Consignes à suivre ::
**a)** Reproduisez sans modification le passage du texte sur l’influenza aviaire qui commence par « En juillet 2021, les » et se termine par « cahiers des charges. ».
**b)** Reprenez le texte sur l’influenza aviaire là où il s’interrompt et poursuivez-en la rédaction.

En juillet 2021, les syndicats avaient pourtant signé la feuille de route actant les principes du nouveau cadre sanitaire. Mais ils s’en étaient vite démarqués, lorsqu’ont été publiés les arrêtés fixant les modalités de prévention et de lutte contre l’influenza aviaire hautement pathogène (IAHP), signant selon eux le dévoiement de l’élevage de plein air, avec la bénédiction de l’INAO accordant des modifications temporaires des cahiers des charges.

Des arrêtés qui n’arrêtent pas le virus

Les deux arrêtés du 29 septembre 2021 imposent, en situation de risque modéré, décrété en France le 10 septembre dernier, la mise à l’abri des volailles (poules, pintades, dindes) situées en Zone à risque particulier (5319 communes correspondant à des zones humides ou des couloirs de migrations de l’avifaune) et des palmipèdes situés en en Zone à risque de diffusion (538 communes réparties sur neuf départements) en situation de risque modéré, décrété en France le 10 septembre dernier. En cas de risque « élevé », décrété le 5 novembre, toutes les volailles doivent être mises à l’abri sur tout le territoire, avec des dérogations sous filet et sous conditions pour les élevages de plein air.

Données ::
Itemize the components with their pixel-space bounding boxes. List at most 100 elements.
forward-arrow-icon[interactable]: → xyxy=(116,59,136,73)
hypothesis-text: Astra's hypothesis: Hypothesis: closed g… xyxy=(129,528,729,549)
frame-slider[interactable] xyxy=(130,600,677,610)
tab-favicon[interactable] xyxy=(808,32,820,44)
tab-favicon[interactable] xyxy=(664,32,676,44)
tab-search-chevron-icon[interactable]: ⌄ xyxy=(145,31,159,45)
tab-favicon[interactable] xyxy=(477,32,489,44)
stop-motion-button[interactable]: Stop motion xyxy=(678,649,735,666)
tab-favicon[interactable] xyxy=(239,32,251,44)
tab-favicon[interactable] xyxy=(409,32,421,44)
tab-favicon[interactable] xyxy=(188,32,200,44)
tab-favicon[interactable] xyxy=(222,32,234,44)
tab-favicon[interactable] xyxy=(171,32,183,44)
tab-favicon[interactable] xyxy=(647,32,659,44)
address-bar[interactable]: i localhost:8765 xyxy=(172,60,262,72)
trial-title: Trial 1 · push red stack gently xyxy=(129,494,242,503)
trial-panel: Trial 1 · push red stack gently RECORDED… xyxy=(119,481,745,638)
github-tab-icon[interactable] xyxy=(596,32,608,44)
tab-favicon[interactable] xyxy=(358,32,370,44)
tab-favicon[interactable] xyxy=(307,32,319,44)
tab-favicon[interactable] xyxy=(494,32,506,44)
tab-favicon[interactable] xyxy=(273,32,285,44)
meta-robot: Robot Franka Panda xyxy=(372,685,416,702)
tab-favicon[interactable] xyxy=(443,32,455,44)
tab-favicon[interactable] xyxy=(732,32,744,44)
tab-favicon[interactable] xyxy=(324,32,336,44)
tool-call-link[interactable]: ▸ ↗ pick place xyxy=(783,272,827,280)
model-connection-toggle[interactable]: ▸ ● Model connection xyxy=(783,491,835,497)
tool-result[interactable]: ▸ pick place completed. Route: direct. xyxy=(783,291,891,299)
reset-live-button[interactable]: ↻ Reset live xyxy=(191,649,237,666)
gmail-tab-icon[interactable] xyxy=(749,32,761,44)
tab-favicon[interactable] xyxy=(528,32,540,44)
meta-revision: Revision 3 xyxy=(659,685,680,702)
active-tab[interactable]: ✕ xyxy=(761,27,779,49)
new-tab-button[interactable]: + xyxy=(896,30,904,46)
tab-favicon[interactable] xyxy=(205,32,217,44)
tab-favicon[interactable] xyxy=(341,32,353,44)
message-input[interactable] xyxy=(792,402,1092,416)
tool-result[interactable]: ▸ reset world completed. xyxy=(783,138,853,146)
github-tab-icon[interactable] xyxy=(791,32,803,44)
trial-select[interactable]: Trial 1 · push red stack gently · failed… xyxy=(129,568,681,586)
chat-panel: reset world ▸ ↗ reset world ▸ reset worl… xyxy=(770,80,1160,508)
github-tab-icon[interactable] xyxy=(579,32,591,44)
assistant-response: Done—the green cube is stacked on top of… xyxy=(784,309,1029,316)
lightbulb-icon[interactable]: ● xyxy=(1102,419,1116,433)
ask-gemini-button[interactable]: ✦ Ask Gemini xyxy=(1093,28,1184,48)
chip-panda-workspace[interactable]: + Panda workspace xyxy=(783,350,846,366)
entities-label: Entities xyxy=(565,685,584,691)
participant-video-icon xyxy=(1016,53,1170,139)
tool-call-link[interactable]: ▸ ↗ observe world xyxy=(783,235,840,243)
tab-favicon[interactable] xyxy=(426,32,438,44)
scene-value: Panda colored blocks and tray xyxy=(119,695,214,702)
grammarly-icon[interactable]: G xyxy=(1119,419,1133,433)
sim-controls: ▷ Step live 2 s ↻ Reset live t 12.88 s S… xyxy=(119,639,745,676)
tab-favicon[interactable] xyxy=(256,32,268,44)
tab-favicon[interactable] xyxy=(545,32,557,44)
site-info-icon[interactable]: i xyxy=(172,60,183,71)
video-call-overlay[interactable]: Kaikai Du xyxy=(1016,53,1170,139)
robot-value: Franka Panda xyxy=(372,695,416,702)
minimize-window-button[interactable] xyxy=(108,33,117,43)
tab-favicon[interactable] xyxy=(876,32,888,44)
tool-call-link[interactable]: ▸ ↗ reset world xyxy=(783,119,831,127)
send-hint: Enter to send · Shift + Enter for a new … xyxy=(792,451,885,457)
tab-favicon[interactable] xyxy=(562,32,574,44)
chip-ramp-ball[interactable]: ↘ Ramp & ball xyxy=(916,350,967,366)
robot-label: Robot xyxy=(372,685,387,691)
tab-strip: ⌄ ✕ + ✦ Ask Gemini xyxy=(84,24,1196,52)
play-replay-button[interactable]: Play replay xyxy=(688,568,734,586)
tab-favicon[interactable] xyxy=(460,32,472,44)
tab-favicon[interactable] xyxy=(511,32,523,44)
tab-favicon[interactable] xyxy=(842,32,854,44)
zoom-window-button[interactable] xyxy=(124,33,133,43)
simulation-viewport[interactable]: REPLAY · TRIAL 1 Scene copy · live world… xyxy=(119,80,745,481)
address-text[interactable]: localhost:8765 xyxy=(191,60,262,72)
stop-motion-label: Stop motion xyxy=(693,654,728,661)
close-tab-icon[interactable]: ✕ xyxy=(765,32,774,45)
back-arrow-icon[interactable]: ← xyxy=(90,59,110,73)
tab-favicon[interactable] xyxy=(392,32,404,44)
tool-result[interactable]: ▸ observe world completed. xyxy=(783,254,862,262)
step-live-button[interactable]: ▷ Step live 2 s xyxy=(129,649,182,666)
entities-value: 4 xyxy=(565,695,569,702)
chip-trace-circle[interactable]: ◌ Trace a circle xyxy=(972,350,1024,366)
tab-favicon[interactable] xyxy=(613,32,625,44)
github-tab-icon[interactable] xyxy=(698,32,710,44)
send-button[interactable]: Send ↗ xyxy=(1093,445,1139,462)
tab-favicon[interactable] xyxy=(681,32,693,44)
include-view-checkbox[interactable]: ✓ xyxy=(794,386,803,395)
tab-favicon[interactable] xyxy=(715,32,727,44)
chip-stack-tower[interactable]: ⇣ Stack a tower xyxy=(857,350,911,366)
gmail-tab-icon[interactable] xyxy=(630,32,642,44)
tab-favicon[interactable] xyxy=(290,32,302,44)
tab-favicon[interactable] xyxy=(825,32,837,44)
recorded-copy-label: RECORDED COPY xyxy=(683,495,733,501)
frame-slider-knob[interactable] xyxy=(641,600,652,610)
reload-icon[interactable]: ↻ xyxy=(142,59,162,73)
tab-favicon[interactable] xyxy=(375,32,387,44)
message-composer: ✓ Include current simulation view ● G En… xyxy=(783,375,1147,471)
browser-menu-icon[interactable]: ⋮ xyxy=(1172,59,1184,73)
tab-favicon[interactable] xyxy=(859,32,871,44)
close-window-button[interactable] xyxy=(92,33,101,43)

Résultats obtenus ::
**a)**
En juillet 2021, les syndicats avaient pourtant signé la feuille de route actant les principes du nouveau cadre sanitaire. Mais ils s’en étaient vite démarqués, lorsqu’ont été publiés les arrêtés fixant les modalités de prévention et de lutte contre l’influenza aviaire hautement pathogène (IAHP), signant selon eux le dévoiement de l’élevage de plein air, avec la bénédiction de l’INAO accordant des modifications temporaires des cahiers des charges.

**b)**
Détectée pour la première fois cette saison dans un élevage du Nord le 26 novembre, l’IAHP a fait irruption dans le Sud-Ouest le 16 décembre, avant de connaître un développement exponentiel depuis début janvier dans cette région. De 34 foyers en élevage le 3 janvier (dont 26 dans le Sud-Ouest), on est passé à 92 le 10 janvier (dont 82 dans le Sud-Ouest) et à 216 le 17 janvier (dont 206 dans le Sud-Ouest). Le fait que le Nord en soit resté à 8 et la Vendée à 2, démontre, si besoin en était, que le risque est hautement inféodé à cette zone du Sud-Ouest caractérisée par la prééminence et la concentration d’élevages de canards, espèce particulièrement sensible à l’IAHP.

Contamination par les aérosols viraux des ventilations ?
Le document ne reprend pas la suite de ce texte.